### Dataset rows
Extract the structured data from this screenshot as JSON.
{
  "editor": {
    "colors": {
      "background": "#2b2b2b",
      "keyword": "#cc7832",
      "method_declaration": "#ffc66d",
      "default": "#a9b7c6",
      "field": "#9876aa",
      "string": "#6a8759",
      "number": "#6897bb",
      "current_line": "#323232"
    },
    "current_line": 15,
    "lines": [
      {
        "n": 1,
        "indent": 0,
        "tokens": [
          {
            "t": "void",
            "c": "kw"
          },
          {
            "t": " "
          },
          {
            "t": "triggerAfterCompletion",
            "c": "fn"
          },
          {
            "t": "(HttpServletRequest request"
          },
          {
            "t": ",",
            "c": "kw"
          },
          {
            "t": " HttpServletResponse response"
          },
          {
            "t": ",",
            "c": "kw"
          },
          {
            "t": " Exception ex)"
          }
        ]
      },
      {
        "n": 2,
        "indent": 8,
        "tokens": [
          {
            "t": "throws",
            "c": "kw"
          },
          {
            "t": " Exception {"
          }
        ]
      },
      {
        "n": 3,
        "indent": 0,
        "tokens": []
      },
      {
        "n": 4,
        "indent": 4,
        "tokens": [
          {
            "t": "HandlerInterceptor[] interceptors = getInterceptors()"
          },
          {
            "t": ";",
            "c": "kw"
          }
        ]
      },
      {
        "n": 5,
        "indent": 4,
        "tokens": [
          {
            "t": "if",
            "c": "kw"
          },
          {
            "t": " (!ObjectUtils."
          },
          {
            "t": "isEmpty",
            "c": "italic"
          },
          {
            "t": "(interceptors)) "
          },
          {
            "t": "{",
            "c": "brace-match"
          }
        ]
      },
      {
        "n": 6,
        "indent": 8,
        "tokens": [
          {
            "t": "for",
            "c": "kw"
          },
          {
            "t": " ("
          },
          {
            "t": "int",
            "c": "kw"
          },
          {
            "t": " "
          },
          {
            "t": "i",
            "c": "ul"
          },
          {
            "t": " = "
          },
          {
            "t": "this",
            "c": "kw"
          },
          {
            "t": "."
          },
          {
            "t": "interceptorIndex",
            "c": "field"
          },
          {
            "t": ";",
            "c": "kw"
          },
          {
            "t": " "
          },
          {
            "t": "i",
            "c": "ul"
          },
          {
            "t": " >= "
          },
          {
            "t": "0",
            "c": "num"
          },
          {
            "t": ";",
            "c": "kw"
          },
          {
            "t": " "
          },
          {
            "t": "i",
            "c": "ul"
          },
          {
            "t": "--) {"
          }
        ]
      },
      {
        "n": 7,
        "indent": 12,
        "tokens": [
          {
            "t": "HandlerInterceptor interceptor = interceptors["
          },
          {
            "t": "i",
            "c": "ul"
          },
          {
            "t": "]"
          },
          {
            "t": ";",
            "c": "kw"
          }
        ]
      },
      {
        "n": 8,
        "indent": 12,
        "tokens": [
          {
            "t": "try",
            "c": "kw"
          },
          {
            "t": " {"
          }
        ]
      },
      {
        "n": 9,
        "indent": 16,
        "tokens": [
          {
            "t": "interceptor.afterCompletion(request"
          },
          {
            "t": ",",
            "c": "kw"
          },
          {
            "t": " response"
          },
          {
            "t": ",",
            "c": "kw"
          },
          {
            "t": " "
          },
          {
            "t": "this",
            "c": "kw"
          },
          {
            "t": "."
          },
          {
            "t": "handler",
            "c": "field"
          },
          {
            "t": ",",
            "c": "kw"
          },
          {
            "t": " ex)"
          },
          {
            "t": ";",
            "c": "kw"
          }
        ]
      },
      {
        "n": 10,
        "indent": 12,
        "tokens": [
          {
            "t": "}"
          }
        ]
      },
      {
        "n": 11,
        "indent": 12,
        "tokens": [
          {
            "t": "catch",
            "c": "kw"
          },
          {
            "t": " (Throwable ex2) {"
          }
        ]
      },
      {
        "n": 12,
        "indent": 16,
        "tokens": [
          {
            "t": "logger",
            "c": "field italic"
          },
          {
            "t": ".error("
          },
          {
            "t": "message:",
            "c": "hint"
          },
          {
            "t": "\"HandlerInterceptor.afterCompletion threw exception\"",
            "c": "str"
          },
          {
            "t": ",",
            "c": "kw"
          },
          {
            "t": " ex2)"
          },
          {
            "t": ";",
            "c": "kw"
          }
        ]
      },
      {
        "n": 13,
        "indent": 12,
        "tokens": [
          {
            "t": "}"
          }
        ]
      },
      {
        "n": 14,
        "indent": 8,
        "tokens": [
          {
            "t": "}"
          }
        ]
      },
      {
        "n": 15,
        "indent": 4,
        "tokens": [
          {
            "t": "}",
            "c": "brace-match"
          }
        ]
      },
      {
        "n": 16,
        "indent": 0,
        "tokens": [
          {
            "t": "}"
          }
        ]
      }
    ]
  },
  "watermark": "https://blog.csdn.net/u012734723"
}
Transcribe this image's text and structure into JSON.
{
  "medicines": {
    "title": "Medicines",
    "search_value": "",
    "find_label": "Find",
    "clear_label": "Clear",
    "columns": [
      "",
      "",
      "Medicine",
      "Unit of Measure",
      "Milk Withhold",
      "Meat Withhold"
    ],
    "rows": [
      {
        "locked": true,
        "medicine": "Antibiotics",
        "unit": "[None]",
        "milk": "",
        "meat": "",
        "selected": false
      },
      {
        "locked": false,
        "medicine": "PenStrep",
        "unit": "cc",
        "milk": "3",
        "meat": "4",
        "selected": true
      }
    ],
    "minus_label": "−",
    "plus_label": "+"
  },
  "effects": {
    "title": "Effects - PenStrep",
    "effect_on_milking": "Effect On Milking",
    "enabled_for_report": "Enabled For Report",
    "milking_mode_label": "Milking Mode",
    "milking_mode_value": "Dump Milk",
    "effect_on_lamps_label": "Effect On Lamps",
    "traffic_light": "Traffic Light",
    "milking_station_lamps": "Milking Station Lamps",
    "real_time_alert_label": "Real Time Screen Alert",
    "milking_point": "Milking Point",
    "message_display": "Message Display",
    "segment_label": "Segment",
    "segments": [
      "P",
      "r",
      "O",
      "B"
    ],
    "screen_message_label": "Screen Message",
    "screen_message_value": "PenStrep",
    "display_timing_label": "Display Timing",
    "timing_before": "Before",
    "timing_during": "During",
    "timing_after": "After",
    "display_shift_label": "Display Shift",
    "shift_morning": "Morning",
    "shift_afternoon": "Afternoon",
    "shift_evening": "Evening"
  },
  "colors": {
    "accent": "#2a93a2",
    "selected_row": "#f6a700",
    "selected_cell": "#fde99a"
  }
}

### YOUR GOAL
Please repeat all the records above exactly as they appear.

### FINAL RESULT
Extract the structured data from this screenshot as JSON.
{
  "editor": {
    "colors": {
      "background": "#2b2b2b",
      "keyword": "#cc7832",
      "method_declaration": "#ffc66d",
      "default": "#a9b7c6",
      "field": "#9876aa",
      "string": "#6a8759",
      "number": "#6897bb",
      "current_line": "#323232"
    },
    "current_line": 15,
    "lines": [
      {
        "n": 1,
        "indent": 0,
        "tokens": [
          {
            "t": "void",
            "c": "kw"
          },
          {
            "t": " "
          },
          {
            "t": "triggerAfterCompletion",
            "c": "fn"
          },
          {
            "t": "(HttpServletRequest request"
          },
          {
            "t": ",",
            "c": "kw"
          },
          {
            "t": " HttpServletResponse response"
          },
          {
            "t": ",",
            "c": "kw"
          },
          {
            "t": " Exception ex)"
          }
        ]
      },
      {
        "n": 2,
        "indent": 8,
        "tokens": [
          {
            "t": "throws",
            "c": "kw"
          },
          {
            "t": " Exception {"
          }
        ]
      },
      {
        "n": 3,
        "indent": 0,
        "tokens": []
      },
      {
        "n": 4,
        "indent": 4,
        "tokens": [
          {
            "t": "HandlerInterceptor[] interceptors = getInterceptors()"
          },
          {
            "t": ";",
            "c": "kw"
          }
        ]
      },
      {
        "n": 5,
        "indent": 4,
        "tokens": [
          {
            "t": "if",
            "c": "kw"
          },
          {
            "t": " (!ObjectUtils."
          },
          {
            "t": "isEmpty",
            "c": "italic"
          },
          {
            "t": "(interceptors)) "
          },
          {
            "t": "{",
            "c": "brace-match"
          }
        ]
      },
      {
        "n": 6,
        "indent": 8,
        "tokens": [
          {
            "t": "for",
            "c": "kw"
          },
          {
            "t": " ("
          },
          {
            "t": "int",
            "c": "kw"
          },
          {
            "t": " "
          },
          {
            "t": "i",
            "c": "ul"
          },
          {
            "t": " = "
          },
          {
            "t": "this",
            "c": "kw"
          },
          {
            "t": "."
          },
          {
            "t": "interceptorIndex",
            "c": "field"
          },
          {
            "t": ";",
            "c": "kw"
          },
          {
            "t": " "
          },
          {
            "t": "i",
            "c": "ul"
          },
          {
            "t": " >= "
          },
          {
            "t": "0",
            "c": "num"
          },
          {
            "t": ";",
            "c": "kw"
          },
          {
            "t": " "
          },
          {
            "t": "i",
            "c": "ul"
          },
          {
            "t": "--) {"
          }
        ]
      },
      {
        "n": 7,
        "indent": 12,
        "tokens": [
          {
            "t": "HandlerInterceptor interceptor = interceptors["
          },
          {
            "t": "i",
            "c": "ul"
          },
          {
            "t": "]"
          },
          {
            "t": ";",
            "c": "kw"
          }
        ]
      },
      {
        "n": 8,
        "indent": 12,
        "tokens": [
          {
            "t": "try",
            "c": "kw"
          },
          {
            "t": " {"
          }
        ]
      },
      {
        "n": 9,
        "indent": 16,
        "tokens": [
          {
            "t": "interceptor.afterCompletion(request"
          },
          {
            "t": ",",
            "c": "kw"
          },
          {
            "t": " response"
          },
          {
            "t": ",",
            "c": "kw"
          },
          {
            "t": " "
          },
          {
            "t": "this",
            "c": "kw"
          },
          {
            "t": "."
          },
          {
            "t": "handler",
            "c": "field"
          },
          {
            "t": ",",
            "c": "kw"
          },
          {
            "t": " ex)"
          },
          {
            "t": ";",
            "c": "kw"
          }
        ]
      },
      {
        "n": 10,
        "indent": 12,
        "tokens": [
          {
            "t": "}"
          }
        ]
      },
      {
        "n": 11,
        "indent": 12,
        "tokens": [
          {
            "t": "catch",
            "c": "kw"
          },
          {
            "t": " (Throwable ex2) {"
          }
        ]
      },
      {
        "n": 12,
        "indent": 16,
        "tokens": [
          {
            "t": "logger",
            "c": "field italic"
          },
          {
            "t": ".error("
          },
          {
            "t": "message:",
            "c": "hint"
          },
          {
            "t": "\"HandlerInterceptor.afterCompletion threw exception\"",
            "c": "str"
          },
          {
            "t": ",",
            "c": "kw"
          },
          {
            "t": " ex2)"
          },
          {
            "t": ";",
            "c": "kw"
          }
        ]
      },
      {
        "n": 13,
        "indent": 12,
        "tokens": [
          {
            "t": "}"
          }
        ]
      },
      {
        "n": 14,
        "indent": 8,
        "tokens": [
          {
            "t": "}"
          }
        ]
      },
      {
        "n": 15,
        "indent": 4,
        "tokens": [
          {
            "t": "}",
            "c": "brace-match"
          }
        ]
      },
      {
        "n": 16,
        "indent": 0,
        "tokens": [
          {
            "t": "}"
          }
        ]
      }
    ]
  },
  "watermark": "https://blog.csdn.net/u012734723"
}
Transcribe this image's text and structure into JSON.
{
  "medicines": {
    "title": "Medicines",
    "search_value": "",
    "find_label": "Find",
    "clear_label": "Clear",
    "columns": [
      "",
      "",
      "Medicine",
      "Unit of Measure",
      "Milk Withhold",
      "Meat Withhold"
    ],
    "rows": [
      {
        "locked": true,
        "medicine": "Antibiotics",
        "unit": "[None]",
        "milk": "",
        "meat": "",
        "selected": false
      },
      {
        "locked": false,
        "medicine": "PenStrep",
        "unit": "cc",
        "milk": "3",
        "meat": "4",
        "selected": true
      }
    ],
    "minus_label": "−",
    "plus_label": "+"
  },
  "effects": {
    "title": "Effects - PenStrep",
    "effect_on_milking": "Effect On Milking",
    "enabled_for_report": "Enabled For Report",
    "milking_mode_label": "Milking Mode",
    "milking_mode_value": "Dump Milk",
    "effect_on_lamps_label": "Effect On Lamps",
    "traffic_light": "Traffic Light",
    "milking_station_lamps": "Milking Station Lamps",
    "real_time_alert_label": "Real Time Screen Alert",
    "milking_point": "Milking Point",
    "message_display": "Message Display",
    "segment_label": "Segment",
    "segments": [
      "P",
      "r",
      "O",
      "B"
    ],
    "screen_message_label": "Screen Message",
    "screen_message_value": "PenStrep",
    "display_timing_label": "Display Timing",
    "timing_before": "Before",
    "timing_during": "During",
    "timing_after": "After",
    "display_shift_label": "Display Shift",
    "shift_morning": "Morning",
    "shift_afternoon": "Afternoon",
    "shift_evening": "Evening"
  },
  "colors": {
    "accent": "#2a93a2",
    "selected_row": "#f6a700",
    "selected_cell": "#fde99a"
  }
}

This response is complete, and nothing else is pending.